* [Goal of the exercise] In the entries below, count every line containing "type". Return the number and nothing else.

* start *

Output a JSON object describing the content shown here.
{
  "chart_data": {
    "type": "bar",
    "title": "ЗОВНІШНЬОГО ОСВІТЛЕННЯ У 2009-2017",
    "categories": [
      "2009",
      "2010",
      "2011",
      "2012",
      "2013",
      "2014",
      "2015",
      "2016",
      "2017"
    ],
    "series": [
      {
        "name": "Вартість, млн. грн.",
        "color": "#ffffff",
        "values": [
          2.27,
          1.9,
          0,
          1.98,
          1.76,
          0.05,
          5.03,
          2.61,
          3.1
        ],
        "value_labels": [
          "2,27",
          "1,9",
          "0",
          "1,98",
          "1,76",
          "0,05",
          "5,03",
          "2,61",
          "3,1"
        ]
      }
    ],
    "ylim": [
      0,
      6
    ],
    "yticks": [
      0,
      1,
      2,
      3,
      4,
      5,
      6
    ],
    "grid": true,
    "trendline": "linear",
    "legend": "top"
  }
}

* end *
* start *

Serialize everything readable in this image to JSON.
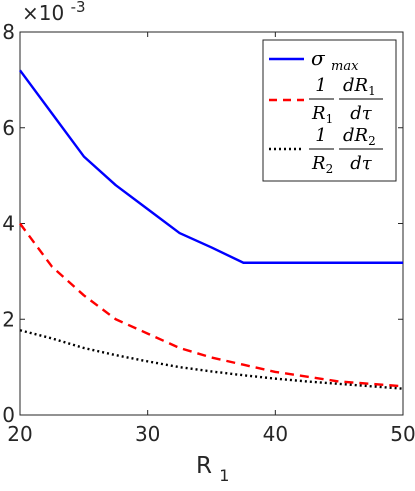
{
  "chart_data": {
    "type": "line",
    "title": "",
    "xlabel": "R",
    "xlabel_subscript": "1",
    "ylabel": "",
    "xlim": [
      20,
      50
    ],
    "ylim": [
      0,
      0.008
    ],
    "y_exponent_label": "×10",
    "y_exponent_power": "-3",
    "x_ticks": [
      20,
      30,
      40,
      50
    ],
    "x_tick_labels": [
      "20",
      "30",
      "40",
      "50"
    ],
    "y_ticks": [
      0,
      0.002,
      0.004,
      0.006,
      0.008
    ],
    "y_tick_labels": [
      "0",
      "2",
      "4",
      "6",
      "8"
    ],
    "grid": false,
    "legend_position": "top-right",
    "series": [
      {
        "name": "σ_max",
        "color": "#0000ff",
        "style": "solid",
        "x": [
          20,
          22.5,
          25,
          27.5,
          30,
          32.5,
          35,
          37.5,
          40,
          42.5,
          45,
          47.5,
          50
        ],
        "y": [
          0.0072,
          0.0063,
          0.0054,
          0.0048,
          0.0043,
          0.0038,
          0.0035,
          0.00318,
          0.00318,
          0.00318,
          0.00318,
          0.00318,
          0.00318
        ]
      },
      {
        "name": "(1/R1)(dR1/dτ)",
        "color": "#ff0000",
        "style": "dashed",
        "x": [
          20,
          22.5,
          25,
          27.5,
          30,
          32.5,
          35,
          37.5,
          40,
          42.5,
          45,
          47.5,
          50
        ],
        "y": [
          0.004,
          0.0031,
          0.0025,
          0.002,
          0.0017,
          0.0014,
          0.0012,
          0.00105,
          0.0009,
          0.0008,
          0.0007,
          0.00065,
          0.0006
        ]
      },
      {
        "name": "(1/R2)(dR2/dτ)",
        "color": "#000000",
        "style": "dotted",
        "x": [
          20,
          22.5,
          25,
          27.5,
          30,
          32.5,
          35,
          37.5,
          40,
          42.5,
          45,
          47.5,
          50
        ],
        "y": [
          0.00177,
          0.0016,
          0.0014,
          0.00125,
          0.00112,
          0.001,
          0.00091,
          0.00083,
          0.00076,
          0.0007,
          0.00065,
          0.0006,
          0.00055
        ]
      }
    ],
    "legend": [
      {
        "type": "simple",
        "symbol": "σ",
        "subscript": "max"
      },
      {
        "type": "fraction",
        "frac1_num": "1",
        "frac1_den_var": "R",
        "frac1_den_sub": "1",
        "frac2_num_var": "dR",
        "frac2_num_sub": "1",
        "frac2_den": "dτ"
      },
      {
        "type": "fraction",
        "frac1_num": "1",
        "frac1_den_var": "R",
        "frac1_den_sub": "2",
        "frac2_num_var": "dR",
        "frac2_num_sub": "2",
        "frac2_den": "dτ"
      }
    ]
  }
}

* end *

* [Task answer] 5